EXERCISE AIM: Copy, from the entries below, each line in which the string "такой" appears.

[Stored data entries]
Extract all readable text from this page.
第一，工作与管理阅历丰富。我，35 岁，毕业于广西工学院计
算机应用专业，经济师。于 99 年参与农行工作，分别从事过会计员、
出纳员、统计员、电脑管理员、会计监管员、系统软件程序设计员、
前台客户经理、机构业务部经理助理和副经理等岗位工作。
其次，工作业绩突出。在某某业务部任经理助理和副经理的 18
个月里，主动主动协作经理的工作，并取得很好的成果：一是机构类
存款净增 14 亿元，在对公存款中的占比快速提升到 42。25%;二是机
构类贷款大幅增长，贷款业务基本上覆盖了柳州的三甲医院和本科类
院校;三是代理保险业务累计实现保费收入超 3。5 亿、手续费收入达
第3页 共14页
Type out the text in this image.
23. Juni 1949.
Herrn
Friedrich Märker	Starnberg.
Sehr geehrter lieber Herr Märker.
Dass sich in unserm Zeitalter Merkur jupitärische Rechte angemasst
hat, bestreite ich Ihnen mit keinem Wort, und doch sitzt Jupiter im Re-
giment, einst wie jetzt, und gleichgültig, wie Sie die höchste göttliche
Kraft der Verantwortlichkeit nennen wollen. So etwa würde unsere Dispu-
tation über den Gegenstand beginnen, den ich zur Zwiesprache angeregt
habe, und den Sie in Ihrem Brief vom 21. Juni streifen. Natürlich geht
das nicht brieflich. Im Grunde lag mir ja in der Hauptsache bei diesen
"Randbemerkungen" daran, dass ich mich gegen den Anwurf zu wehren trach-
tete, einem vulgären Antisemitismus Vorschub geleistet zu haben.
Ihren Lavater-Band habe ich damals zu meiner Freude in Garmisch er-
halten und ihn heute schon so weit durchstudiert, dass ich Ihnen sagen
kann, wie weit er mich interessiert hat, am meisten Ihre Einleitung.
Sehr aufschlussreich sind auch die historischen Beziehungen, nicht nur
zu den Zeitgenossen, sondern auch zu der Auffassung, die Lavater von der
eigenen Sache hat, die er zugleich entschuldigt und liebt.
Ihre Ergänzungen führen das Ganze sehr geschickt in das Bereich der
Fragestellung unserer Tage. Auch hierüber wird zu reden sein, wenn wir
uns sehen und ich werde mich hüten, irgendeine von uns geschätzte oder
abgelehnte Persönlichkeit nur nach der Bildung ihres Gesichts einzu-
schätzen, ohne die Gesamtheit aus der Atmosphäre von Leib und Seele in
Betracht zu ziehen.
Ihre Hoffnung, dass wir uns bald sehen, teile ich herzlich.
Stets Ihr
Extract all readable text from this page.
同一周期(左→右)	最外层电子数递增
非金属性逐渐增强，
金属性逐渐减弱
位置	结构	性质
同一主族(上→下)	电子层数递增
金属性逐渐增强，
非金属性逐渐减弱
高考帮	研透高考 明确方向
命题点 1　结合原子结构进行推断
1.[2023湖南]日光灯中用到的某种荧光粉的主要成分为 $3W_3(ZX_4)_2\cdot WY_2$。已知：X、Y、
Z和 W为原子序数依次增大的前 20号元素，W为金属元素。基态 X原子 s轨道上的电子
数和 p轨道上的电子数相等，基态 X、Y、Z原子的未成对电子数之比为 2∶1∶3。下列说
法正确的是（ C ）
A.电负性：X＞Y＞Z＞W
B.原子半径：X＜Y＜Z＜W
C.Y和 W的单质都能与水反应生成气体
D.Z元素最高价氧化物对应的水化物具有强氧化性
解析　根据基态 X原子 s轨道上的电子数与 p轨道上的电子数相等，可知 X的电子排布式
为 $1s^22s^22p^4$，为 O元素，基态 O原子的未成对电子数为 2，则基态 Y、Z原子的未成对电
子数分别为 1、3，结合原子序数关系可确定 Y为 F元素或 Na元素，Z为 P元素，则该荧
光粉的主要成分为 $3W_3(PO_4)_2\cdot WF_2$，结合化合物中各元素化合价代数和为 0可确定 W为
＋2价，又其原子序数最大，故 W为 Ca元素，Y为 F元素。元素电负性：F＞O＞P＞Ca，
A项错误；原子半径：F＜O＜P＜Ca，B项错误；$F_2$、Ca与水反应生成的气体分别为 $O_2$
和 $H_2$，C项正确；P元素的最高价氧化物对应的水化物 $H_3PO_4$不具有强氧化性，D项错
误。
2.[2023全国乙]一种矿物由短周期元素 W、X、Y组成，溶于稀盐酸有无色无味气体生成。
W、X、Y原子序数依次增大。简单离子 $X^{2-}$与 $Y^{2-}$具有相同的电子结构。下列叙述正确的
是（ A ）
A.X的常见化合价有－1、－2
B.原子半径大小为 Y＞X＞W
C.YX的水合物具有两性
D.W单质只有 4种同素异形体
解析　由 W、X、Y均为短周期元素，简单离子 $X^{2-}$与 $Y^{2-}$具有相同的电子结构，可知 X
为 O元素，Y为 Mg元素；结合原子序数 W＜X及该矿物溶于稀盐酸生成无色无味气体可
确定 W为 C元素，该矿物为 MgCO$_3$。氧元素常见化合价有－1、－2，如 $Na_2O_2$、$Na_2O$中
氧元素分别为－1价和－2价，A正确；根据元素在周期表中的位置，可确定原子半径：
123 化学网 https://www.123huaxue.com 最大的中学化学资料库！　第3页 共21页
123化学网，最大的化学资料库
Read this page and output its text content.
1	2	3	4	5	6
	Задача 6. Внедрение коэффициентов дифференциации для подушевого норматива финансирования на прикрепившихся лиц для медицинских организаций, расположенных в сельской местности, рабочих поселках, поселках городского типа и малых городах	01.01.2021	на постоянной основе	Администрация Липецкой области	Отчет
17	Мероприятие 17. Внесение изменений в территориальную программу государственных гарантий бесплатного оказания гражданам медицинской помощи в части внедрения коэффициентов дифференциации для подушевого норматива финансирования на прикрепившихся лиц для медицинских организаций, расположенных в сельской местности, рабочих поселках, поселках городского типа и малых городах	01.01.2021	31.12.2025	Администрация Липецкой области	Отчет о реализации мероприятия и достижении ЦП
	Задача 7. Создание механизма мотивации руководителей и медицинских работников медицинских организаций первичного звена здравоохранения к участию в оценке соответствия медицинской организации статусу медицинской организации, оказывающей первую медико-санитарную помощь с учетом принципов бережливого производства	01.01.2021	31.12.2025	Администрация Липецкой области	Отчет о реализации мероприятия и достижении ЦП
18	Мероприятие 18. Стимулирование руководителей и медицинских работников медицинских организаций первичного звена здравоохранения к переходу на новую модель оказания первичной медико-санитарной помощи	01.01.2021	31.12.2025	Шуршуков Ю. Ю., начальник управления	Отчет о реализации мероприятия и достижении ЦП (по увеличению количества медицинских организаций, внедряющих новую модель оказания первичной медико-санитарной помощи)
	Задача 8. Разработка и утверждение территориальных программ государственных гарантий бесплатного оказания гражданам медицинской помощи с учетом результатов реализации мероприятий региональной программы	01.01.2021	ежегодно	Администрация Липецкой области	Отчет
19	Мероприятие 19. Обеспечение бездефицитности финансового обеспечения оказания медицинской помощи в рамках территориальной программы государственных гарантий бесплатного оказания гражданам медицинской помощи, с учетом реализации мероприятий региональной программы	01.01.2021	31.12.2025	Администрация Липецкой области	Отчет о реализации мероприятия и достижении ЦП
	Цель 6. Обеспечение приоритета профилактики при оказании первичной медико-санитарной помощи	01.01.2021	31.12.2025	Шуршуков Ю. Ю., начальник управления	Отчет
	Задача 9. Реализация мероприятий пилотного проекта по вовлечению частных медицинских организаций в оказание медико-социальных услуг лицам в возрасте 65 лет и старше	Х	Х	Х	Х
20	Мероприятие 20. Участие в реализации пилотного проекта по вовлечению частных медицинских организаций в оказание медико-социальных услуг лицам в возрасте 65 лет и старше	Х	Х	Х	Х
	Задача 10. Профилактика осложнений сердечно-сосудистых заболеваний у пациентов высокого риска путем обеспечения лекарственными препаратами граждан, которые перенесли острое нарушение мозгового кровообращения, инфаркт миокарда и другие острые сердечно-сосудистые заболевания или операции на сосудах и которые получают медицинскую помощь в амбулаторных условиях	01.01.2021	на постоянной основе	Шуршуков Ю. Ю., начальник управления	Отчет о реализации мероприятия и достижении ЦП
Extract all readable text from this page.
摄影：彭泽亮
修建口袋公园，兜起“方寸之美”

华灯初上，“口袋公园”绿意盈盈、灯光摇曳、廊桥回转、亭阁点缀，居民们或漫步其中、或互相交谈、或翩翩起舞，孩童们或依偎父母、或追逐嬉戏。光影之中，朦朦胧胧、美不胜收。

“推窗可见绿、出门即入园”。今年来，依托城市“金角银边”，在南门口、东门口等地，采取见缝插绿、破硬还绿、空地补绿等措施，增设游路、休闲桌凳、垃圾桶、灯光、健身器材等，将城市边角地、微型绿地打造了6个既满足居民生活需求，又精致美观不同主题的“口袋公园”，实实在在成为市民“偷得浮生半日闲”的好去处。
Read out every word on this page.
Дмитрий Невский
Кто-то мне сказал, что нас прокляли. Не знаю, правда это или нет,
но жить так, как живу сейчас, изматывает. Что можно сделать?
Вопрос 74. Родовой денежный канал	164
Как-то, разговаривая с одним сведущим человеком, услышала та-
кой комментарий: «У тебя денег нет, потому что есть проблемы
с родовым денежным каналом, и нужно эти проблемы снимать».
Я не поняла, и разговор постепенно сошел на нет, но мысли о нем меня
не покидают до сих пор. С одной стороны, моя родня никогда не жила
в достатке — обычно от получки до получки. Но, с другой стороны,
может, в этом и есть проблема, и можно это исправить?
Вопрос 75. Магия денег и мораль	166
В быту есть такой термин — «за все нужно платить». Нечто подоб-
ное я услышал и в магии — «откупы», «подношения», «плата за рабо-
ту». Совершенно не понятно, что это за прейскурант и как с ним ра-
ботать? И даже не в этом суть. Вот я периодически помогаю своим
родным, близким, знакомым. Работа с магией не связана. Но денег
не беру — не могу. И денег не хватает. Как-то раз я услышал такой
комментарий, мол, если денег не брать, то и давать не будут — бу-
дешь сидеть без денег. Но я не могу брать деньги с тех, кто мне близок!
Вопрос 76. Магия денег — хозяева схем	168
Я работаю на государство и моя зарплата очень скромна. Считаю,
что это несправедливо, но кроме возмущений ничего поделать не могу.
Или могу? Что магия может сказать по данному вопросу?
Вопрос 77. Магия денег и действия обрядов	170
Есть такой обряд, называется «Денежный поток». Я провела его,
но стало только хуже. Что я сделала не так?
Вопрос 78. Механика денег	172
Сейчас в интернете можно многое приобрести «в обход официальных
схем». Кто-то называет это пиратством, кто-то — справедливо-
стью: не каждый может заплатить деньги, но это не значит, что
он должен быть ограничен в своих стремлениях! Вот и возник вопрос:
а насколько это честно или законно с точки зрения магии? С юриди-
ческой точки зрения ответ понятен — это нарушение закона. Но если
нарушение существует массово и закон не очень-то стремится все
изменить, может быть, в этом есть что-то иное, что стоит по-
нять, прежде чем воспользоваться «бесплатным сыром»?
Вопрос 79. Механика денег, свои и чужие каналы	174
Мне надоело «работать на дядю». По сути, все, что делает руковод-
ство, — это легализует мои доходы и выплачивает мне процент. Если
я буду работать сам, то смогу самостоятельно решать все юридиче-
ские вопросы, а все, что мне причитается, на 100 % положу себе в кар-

TASK OUTPUT:
В быту есть такой термин — «за все нужно платить». Нечто подоб-
не беру — не могу. И денег не хватает. Как-то раз я услышал такой
Есть такой обряд, называется «Денежный поток». Я провела его,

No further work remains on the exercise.